- Problem description: Copy out every record precisely.

- Available data:
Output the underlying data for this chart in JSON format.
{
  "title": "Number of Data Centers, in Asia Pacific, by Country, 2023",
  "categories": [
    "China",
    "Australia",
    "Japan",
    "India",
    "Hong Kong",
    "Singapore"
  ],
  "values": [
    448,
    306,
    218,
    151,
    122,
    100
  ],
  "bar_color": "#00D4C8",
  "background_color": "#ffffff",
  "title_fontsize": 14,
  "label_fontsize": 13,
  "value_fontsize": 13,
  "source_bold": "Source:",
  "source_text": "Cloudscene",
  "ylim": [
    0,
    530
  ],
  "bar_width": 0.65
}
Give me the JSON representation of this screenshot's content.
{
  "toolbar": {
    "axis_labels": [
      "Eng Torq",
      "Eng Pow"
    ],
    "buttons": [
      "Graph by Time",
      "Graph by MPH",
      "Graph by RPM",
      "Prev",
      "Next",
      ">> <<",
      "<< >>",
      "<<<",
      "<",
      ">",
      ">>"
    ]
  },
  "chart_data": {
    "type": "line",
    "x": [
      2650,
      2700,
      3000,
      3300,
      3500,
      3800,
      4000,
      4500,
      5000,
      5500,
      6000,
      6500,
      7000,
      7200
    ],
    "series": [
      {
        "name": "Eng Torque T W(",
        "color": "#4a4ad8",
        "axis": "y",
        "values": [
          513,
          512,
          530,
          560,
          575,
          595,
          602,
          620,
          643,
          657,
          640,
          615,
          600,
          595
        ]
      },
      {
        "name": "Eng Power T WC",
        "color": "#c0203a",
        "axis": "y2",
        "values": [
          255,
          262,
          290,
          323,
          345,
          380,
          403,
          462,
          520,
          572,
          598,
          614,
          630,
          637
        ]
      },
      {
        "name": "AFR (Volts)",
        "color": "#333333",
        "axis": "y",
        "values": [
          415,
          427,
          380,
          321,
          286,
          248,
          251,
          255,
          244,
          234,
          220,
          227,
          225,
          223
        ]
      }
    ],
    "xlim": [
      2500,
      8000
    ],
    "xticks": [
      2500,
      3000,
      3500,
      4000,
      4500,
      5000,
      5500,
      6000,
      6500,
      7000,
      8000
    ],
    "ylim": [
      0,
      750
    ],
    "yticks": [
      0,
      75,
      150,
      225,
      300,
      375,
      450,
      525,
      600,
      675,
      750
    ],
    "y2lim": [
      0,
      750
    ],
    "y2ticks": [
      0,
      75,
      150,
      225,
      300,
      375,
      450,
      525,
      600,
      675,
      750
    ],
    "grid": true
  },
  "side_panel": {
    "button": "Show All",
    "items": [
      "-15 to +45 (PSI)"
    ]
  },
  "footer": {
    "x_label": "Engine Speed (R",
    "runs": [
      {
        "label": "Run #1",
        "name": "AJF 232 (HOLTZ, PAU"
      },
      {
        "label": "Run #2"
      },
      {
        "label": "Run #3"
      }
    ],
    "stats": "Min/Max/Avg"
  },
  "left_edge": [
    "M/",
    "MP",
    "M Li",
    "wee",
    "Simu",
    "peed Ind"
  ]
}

- Final result:
Output the underlying data for this chart in JSON format.
{
  "title": "Number of Data Centers, in Asia Pacific, by Country, 2023",
  "categories": [
    "China",
    "Australia",
    "Japan",
    "India",
    "Hong Kong",
    "Singapore"
  ],
  "values": [
    448,
    306,
    218,
    151,
    122,
    100
  ],
  "bar_color": "#00D4C8",
  "background_color": "#ffffff",
  "title_fontsize": 14,
  "label_fontsize": 13,
  "value_fontsize": 13,
  "source_bold": "Source:",
  "source_text": "Cloudscene",
  "ylim": [
    0,
    530
  ],
  "bar_width": 0.65
}
Give me the JSON representation of this screenshot's content.
{
  "toolbar": {
    "axis_labels": [
      "Eng Torq",
      "Eng Pow"
    ],
    "buttons": [
      "Graph by Time",
      "Graph by MPH",
      "Graph by RPM",
      "Prev",
      "Next",
      ">> <<",
      "<< >>",
      "<<<",
      "<",
      ">",
      ">>"
    ]
  },
  "chart_data": {
    "type": "line",
    "x": [
      2650,
      2700,
      3000,
      3300,
      3500,
      3800,
      4000,
      4500,
      5000,
      5500,
      6000,
      6500,
      7000,
      7200
    ],
    "series": [
      {
        "name": "Eng Torque T W(",
        "color": "#4a4ad8",
        "axis": "y",
        "values": [
          513,
          512,
          530,
          560,
          575,
          595,
          602,
          620,
          643,
          657,
          640,
          615,
          600,
          595
        ]
      },
      {
        "name": "Eng Power T WC",
        "color": "#c0203a",
        "axis": "y2",
        "values": [
          255,
          262,
          290,
          323,
          345,
          380,
          403,
          462,
          520,
          572,
          598,
          614,
          630,
          637
        ]
      },
      {
        "name": "AFR (Volts)",
        "color": "#333333",
        "axis": "y",
        "values": [
          415,
          427,
          380,
          321,
          286,
          248,
          251,
          255,
          244,
          234,
          220,
          227,
          225,
          223
        ]
      }
    ],
    "xlim": [
      2500,
      8000
    ],
    "xticks": [
      2500,
      3000,
      3500,
      4000,
      4500,
      5000,
      5500,
      6000,
      6500,
      7000,
      8000
    ],
    "ylim": [
      0,
      750
    ],
    "yticks": [
      0,
      75,
      150,
      225,
      300,
      375,
      450,
      525,
      600,
      675,
      750
    ],
    "y2lim": [
      0,
      750
    ],
    "y2ticks": [
      0,
      75,
      150,
      225,
      300,
      375,
      450,
      525,
      600,
      675,
      750
    ],
    "grid": true
  },
  "side_panel": {
    "button": "Show All",
    "items": [
      "-15 to +45 (PSI)"
    ]
  },
  "footer": {
    "x_label": "Engine Speed (R",
    "runs": [
      {
        "label": "Run #1",
        "name": "AJF 232 (HOLTZ, PAU"
      },
      {
        "label": "Run #2"
      },
      {
        "label": "Run #3"
      }
    ],
    "stats": "Min/Max/Avg"
  },
  "left_edge": [
    "M/",
    "MP",
    "M Li",
    "wee",
    "Simu",
    "peed Ind"
  ]
}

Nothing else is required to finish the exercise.